→ **DIRECTIONS FOR THIS TASK**: Filter the lines below, copying only those with the string "location".

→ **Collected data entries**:
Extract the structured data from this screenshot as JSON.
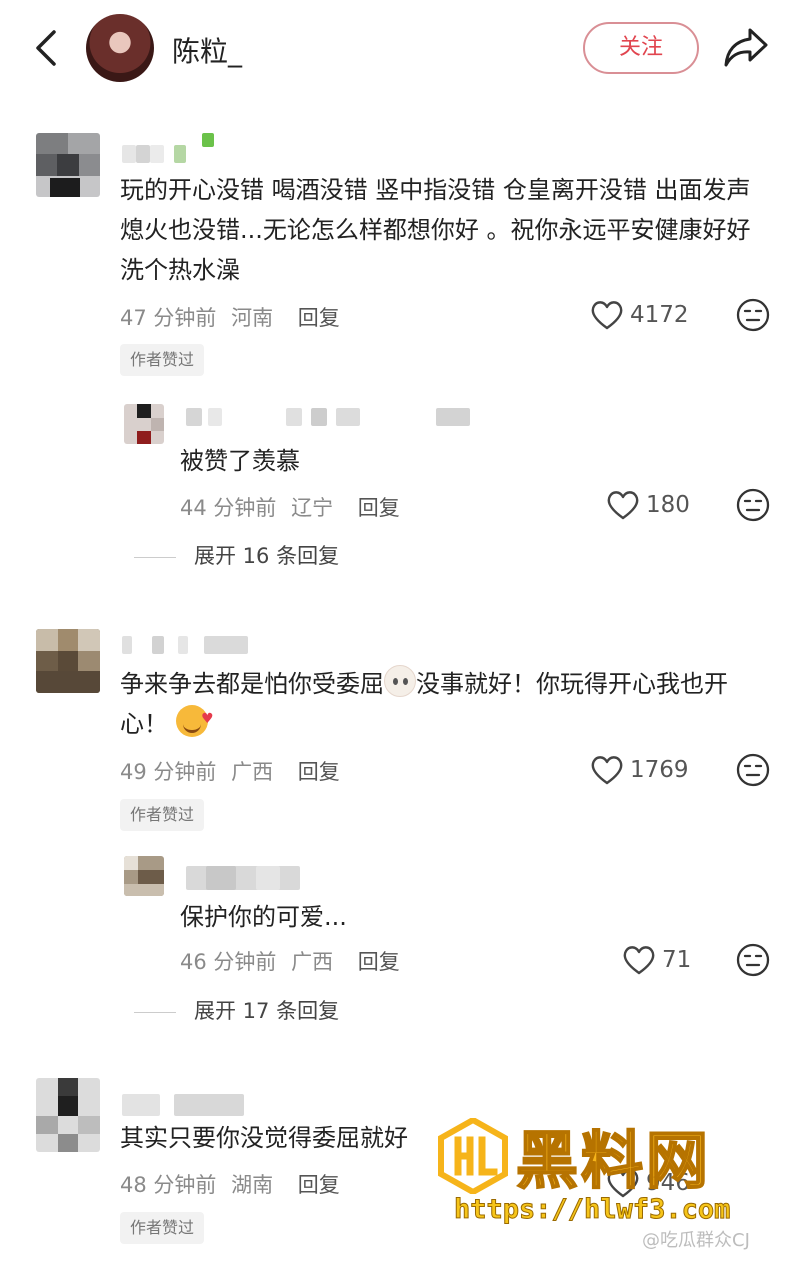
{
  "header": {
    "title": "陈粒_",
    "follow_label": "关注",
    "back_icon": "back-icon",
    "share_icon": "share-icon"
  },
  "comments": [
    {
      "text": "玩的开心没错 喝酒没错 竖中指没错 仓皇离开没错 出面发声熄火也没错...无论怎么样都想你好 。祝你永远平安健康好好洗个热水澡",
      "time": "47 分钟前",
      "location": "河南",
      "reply_label": "回复",
      "likes": "4172",
      "badge": "作者赞过",
      "sub_reply": {
        "text": "被赞了羡慕",
        "time": "44 分钟前",
        "location": "辽宁",
        "reply_label": "回复",
        "likes": "180"
      },
      "expand_label": "展开 16 条回复"
    },
    {
      "text_part1": "争来争去都是怕你受委屈",
      "text_part2": "没事就好！你玩得开心我也开心！",
      "time": "49 分钟前",
      "location": "广西",
      "reply_label": "回复",
      "likes": "1769",
      "badge": "作者赞过",
      "sub_reply": {
        "text": "保护你的可爱...",
        "time": "46 分钟前",
        "location": "广西",
        "reply_label": "回复",
        "likes": "71"
      },
      "expand_label": "展开 17 条回复"
    },
    {
      "text": "其实只要你没觉得委屈就好",
      "time": "48 分钟前",
      "location": "湖南",
      "reply_label": "回复",
      "likes": "946",
      "badge": "作者赞过"
    }
  ],
  "watermark": {
    "title": "黑料网",
    "url": "https://hlwf3.com",
    "weibo": "@吃瓜群众CJ"
  },
  "colors": {
    "accent": "#e1454f",
    "follow_border": "#d98f95",
    "watermark": "#f6b41a"
  }
}
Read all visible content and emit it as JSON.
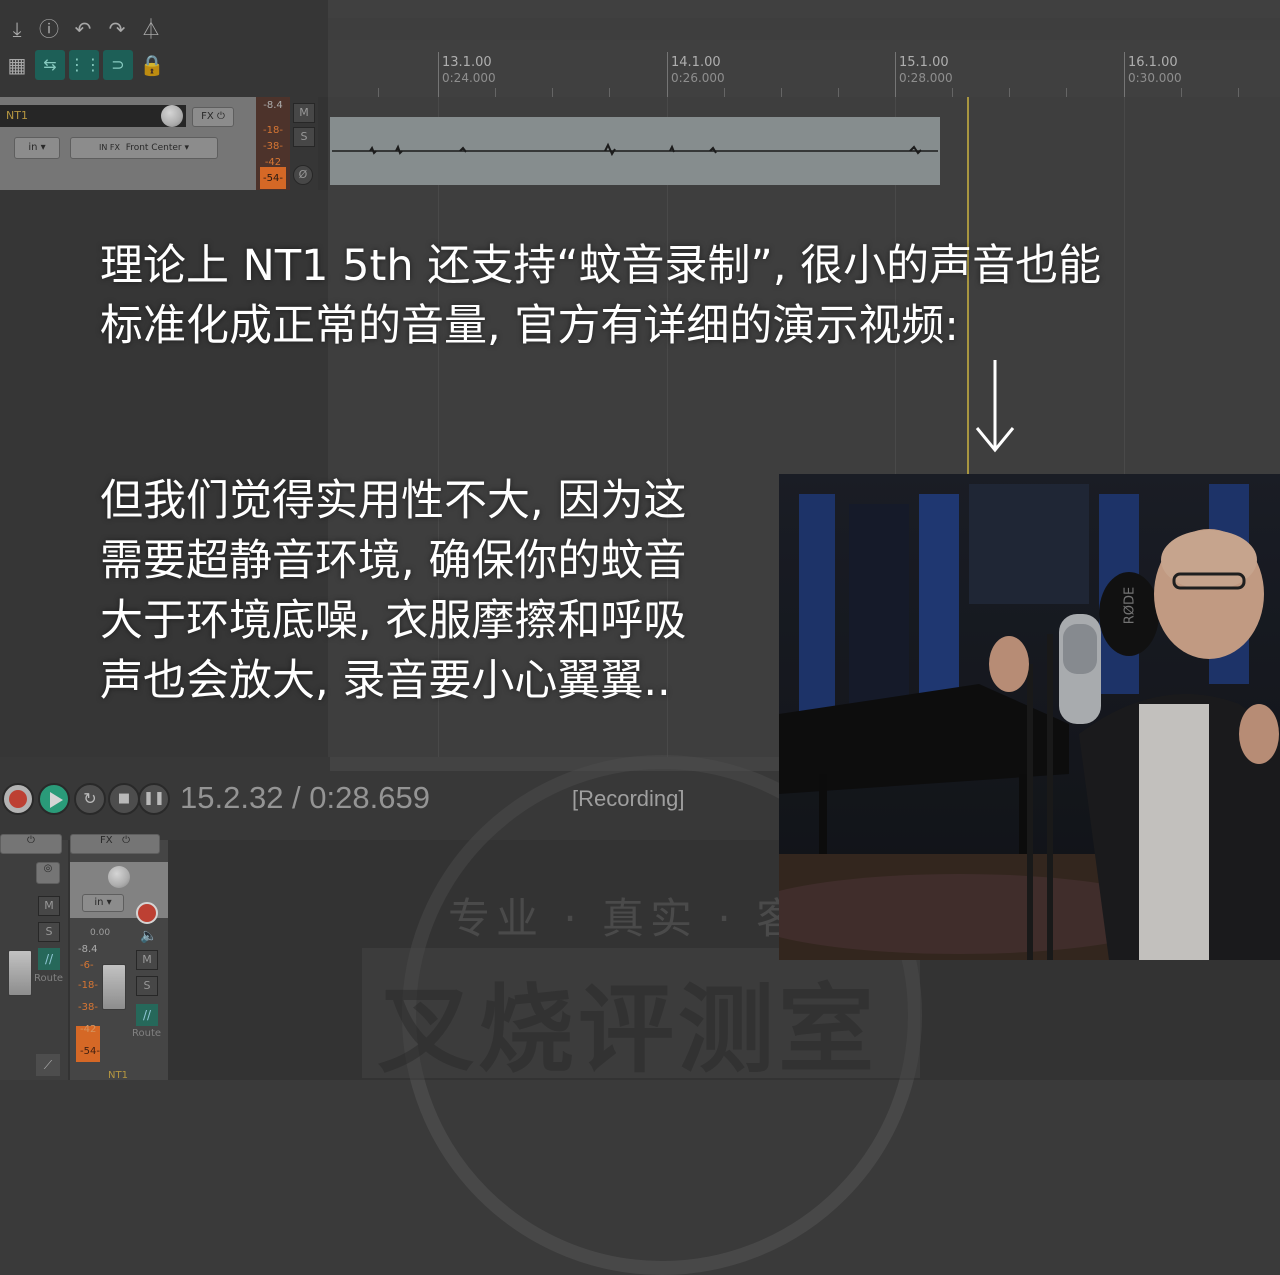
{
  "timeline": {
    "markers": [
      {
        "measure": "13.1.00",
        "time": "0:24.000"
      },
      {
        "measure": "14.1.00",
        "time": "0:26.000"
      },
      {
        "measure": "15.1.00",
        "time": "0:28.000"
      },
      {
        "measure": "16.1.00",
        "time": "0:30.000"
      }
    ]
  },
  "track": {
    "name": "NT1",
    "fx_label": "FX",
    "input_label": "in",
    "input_fx_label": "IN FX",
    "channel": "Front Center",
    "meter_levels": [
      "-8.4",
      "-18-",
      "-38-",
      "-42",
      "-54-"
    ],
    "mute_label": "M",
    "solo_label": "S",
    "phase_label": "Ø"
  },
  "captions": {
    "line1": "理论上 NT1 5th 还支持“蚊音录制”, 很小的声音也能",
    "line2": "标准化成正常的音量, 官方有详细的演示视频:",
    "para2": [
      "但我们觉得实用性不大, 因为这",
      "需要超静音环境, 确保你的蚊音",
      "大于环境底噪, 衣服摩擦和呼吸",
      "声也会放大, 录音要小心翼翼.."
    ]
  },
  "transport": {
    "time_display": "15.2.32 / 0:28.659",
    "status": "[Recording]"
  },
  "mixer": {
    "fx_label": "FX",
    "input_label": "in",
    "volume": "0.00",
    "meter_levels": [
      "-8.4",
      "-6-",
      "-18-",
      "-38-",
      "-42",
      "-54-"
    ],
    "mute_label": "M",
    "solo_label": "S",
    "route_label": "Route",
    "track_name": "NT1"
  },
  "watermark": {
    "middle": "专业 · 真实 · 客",
    "big": "叉烧评测室"
  },
  "video": {
    "mic_brand": "RØDE"
  }
}
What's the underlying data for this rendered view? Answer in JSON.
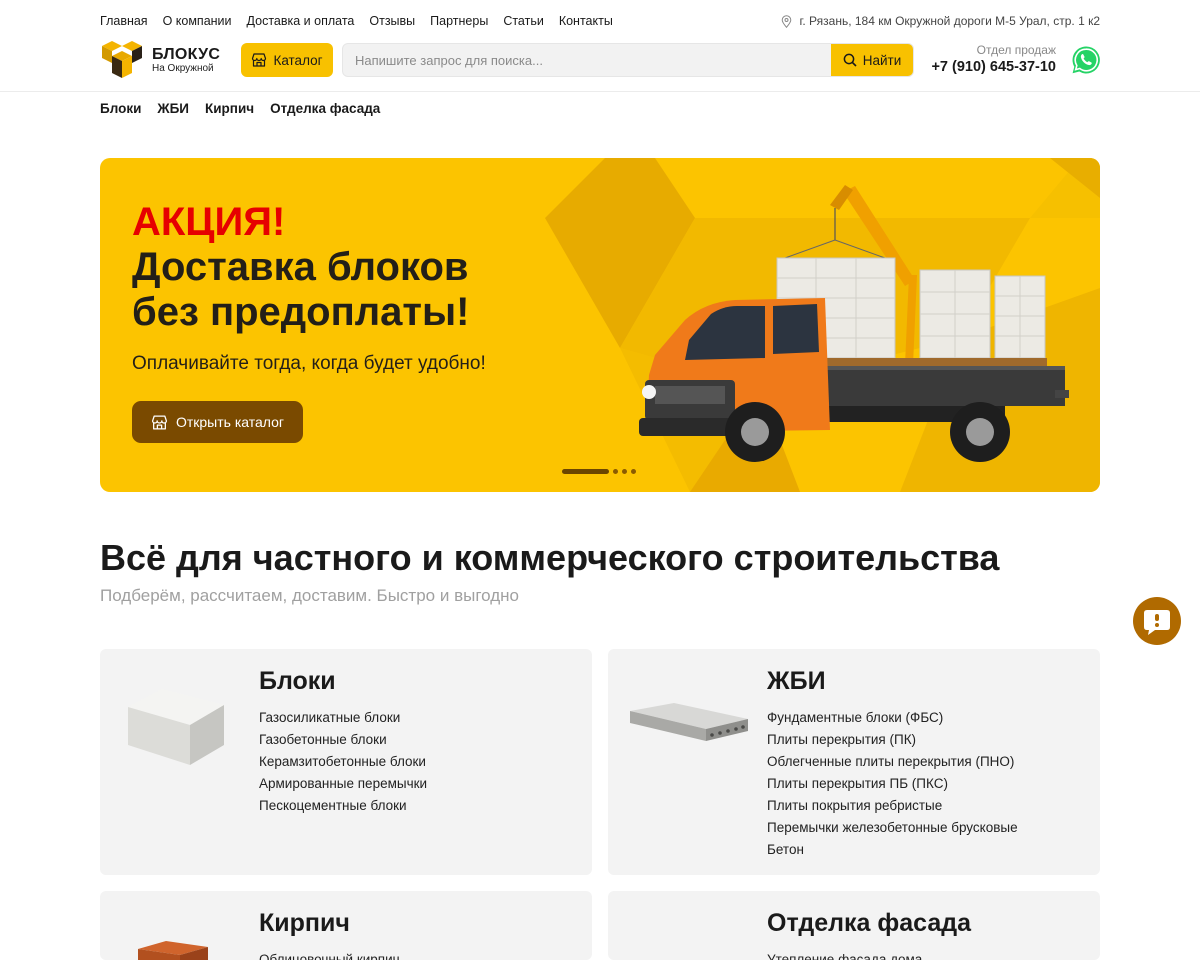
{
  "topnav": [
    "Главная",
    "О компании",
    "Доставка и оплата",
    "Отзывы",
    "Партнеры",
    "Статьи",
    "Контакты"
  ],
  "address": "г. Рязань, 184 км Окружной дороги М-5 Урал, стр. 1 к2",
  "logo": {
    "title": "БЛОКУС",
    "subtitle": "На Окружной"
  },
  "catalog_label": "Каталог",
  "search": {
    "placeholder": "Напишите запрос для поиска...",
    "button": "Найти"
  },
  "contact": {
    "label": "Отдел продаж",
    "phone": "+7 (910) 645-37-10"
  },
  "subnav": [
    "Блоки",
    "ЖБИ",
    "Кирпич",
    "Отделка фасада"
  ],
  "banner": {
    "line1": "АКЦИЯ!",
    "line2": "Доставка блоков",
    "line3": "без предоплаты!",
    "text": "Оплачивайте тогда, когда будет удобно!",
    "button": "Открыть каталог",
    "slides": 4,
    "active_slide": 1
  },
  "section": {
    "title": "Всё для частного и коммерческого строительства",
    "subtitle": "Подберём, рассчитаем, доставим. Быстро и выгодно"
  },
  "categories": [
    {
      "title": "Блоки",
      "items": [
        "Газосиликатные блоки",
        "Газобетонные блоки",
        "Керамзитобетонные блоки",
        "Армированные перемычки",
        "Пескоцементные блоки"
      ]
    },
    {
      "title": "ЖБИ",
      "items": [
        "Фундаментные блоки (ФБС)",
        "Плиты перекрытия (ПК)",
        "Облегченные плиты перекрытия (ПНО)",
        "Плиты перекрытия ПБ (ПКС)",
        "Плиты покрытия ребристые",
        "Перемычки железобетонные брусковые",
        "Бетон"
      ]
    },
    {
      "title": "Кирпич",
      "items": [
        "Облицовочный кирпич"
      ]
    },
    {
      "title": "Отделка фасада",
      "items": [
        "Утепление фасада дома"
      ]
    }
  ],
  "colors": {
    "accent": "#fcc400",
    "button_dark": "#7a4a00",
    "promo_red": "#e60000"
  }
}
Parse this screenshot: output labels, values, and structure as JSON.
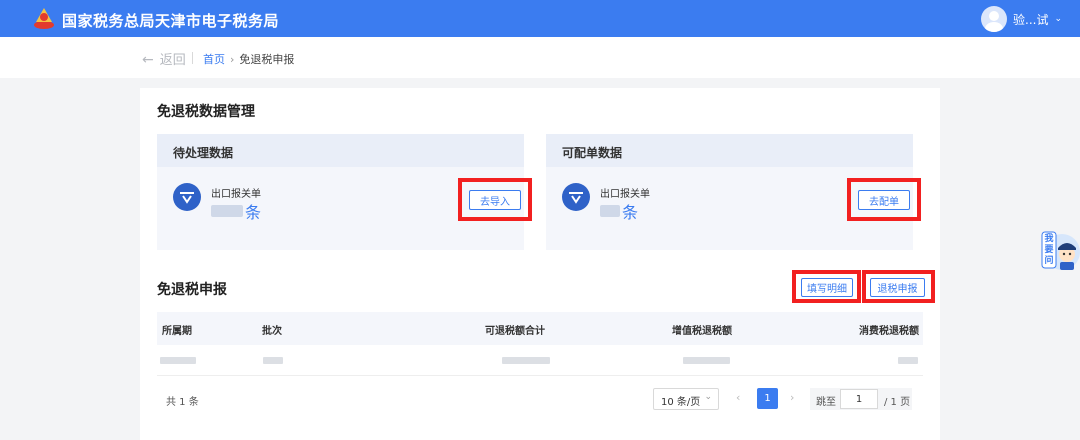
{
  "header": {
    "title": "国家税务总局天津市电子税务局",
    "user_name": "验...试"
  },
  "nav": {
    "back_label": "返回",
    "breadcrumb": [
      "首页",
      "免退税申报"
    ]
  },
  "data_management": {
    "title": "免退税数据管理",
    "pending": {
      "title": "待处理数据",
      "item_label": "出口报关单",
      "count_unit": "条",
      "action_label": "去导入"
    },
    "matchable": {
      "title": "可配单数据",
      "item_label": "出口报关单",
      "count_unit": "条",
      "action_label": "去配单"
    }
  },
  "declaration": {
    "title": "免退税申报",
    "fill_detail_label": "填写明细",
    "declare_label": "退税申报",
    "columns": [
      "所属期",
      "批次",
      "可退税额合计",
      "增值税退税额",
      "消费税退税额"
    ]
  },
  "pagination": {
    "total": "共 1 条",
    "page_size": "10 条/页",
    "current_page": "1",
    "jump_prefix": "跳至",
    "jump_value": "1",
    "jump_suffix": "/ 1 页"
  },
  "assistant": {
    "label": "我要问"
  },
  "colors": {
    "primary": "#3b7cf0",
    "highlight": "#f22020"
  }
}
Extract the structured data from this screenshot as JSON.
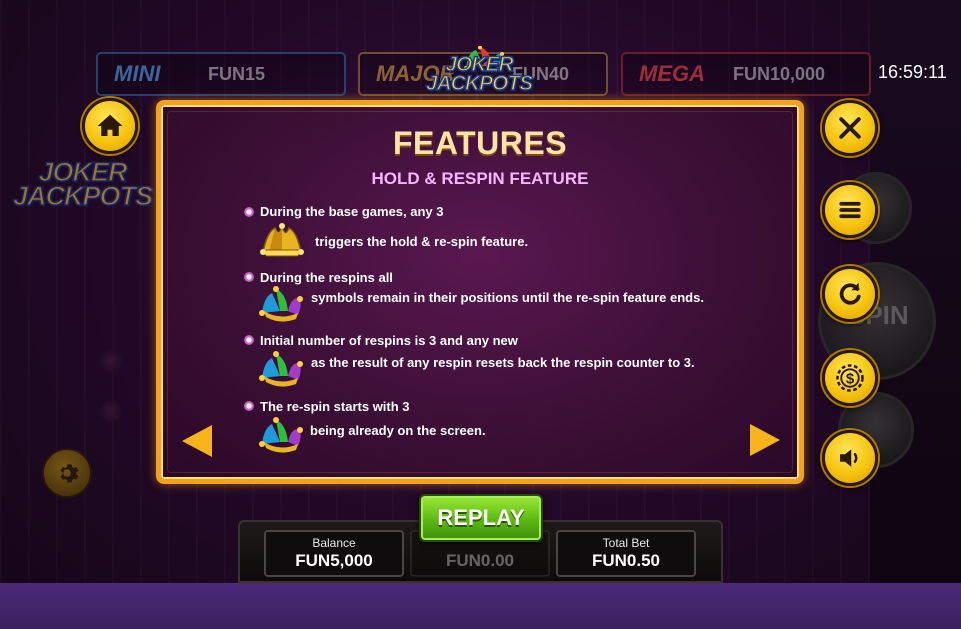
{
  "clock": "16:59:11",
  "jackpots": [
    {
      "name": "MINI",
      "value": "FUN15"
    },
    {
      "name": "MAJOR",
      "value": "FUN40"
    },
    {
      "name": "MEGA",
      "value": "FUN10,000"
    }
  ],
  "logo": {
    "line1": "JOKER",
    "line2": "JACKPOTS"
  },
  "panel": {
    "title": "FEATURES",
    "subtitle": "HOLD & RESPIN FEATURE",
    "features": [
      {
        "line1": "During the base games, any 3",
        "line2": "triggers the hold & re-spin feature.",
        "symbol": "golden-jester-hat"
      },
      {
        "line1": "During the respins all",
        "line2": "symbols remain in their positions until the re-spin feature ends.",
        "symbol": "jester-hat"
      },
      {
        "line1": "Initial number of respins is 3 and any new",
        "line2": "as the result of any respin resets back the respin counter to 3.",
        "symbol": "jester-hat"
      },
      {
        "line1": "The re-spin starts with 3",
        "line2": "being already on the screen.",
        "symbol": "jester-hat"
      }
    ]
  },
  "buttons": {
    "replay": "REPLAY",
    "spin_ghost": "SPIN"
  },
  "stats": {
    "balance_label": "Balance",
    "balance_value": "FUN5,000",
    "win_value": "FUN0.00",
    "total_bet_label": "Total Bet",
    "total_bet_value": "FUN0.50"
  },
  "colors": {
    "panel_border": "#f4a21a",
    "title": "#ffe4a6",
    "subtitle": "#f5b6ff",
    "round_button": "#f6c40f",
    "replay_button": "#5fbd14"
  },
  "icons": [
    "home-icon",
    "close-icon",
    "menu-icon",
    "refresh-icon",
    "coin-dollar-icon",
    "speaker-icon",
    "gear-icon",
    "arrow-left-icon",
    "arrow-right-icon"
  ]
}
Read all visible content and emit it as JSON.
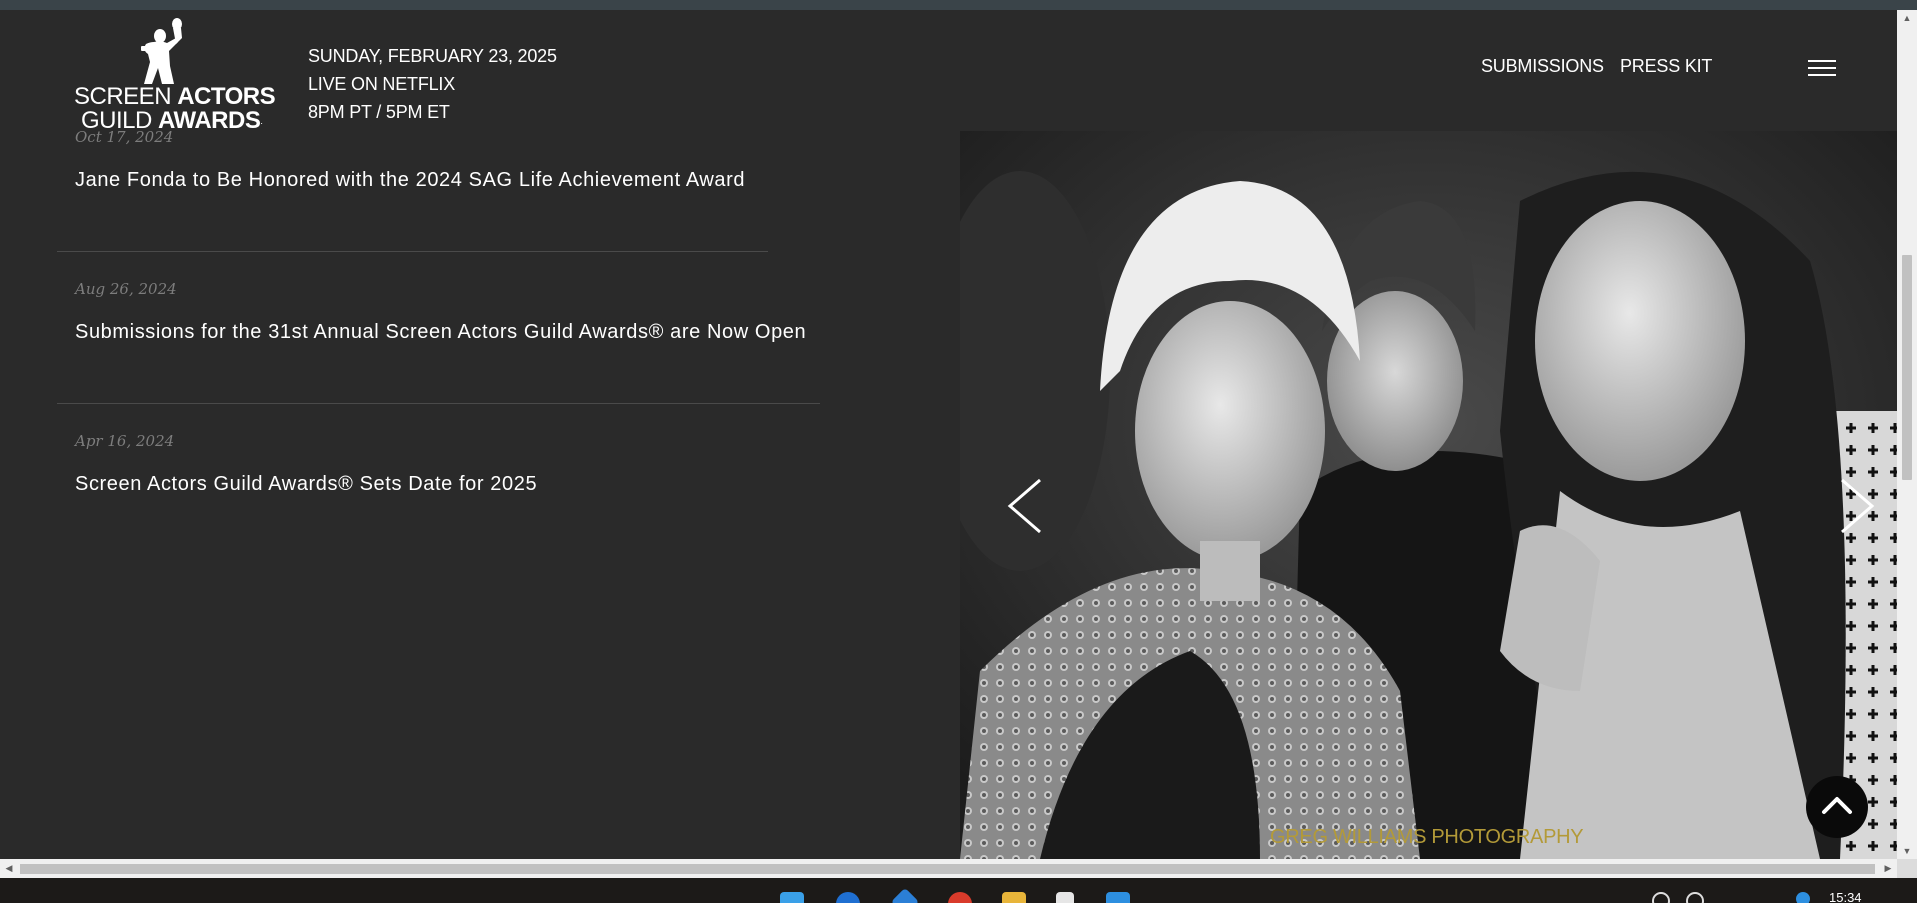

→ **RESULT OF THIS TASK**:
      "location": "河南",
        "location": "辽宁",
      "location": "广西",
        "location": "广西",
      "location": "湖南",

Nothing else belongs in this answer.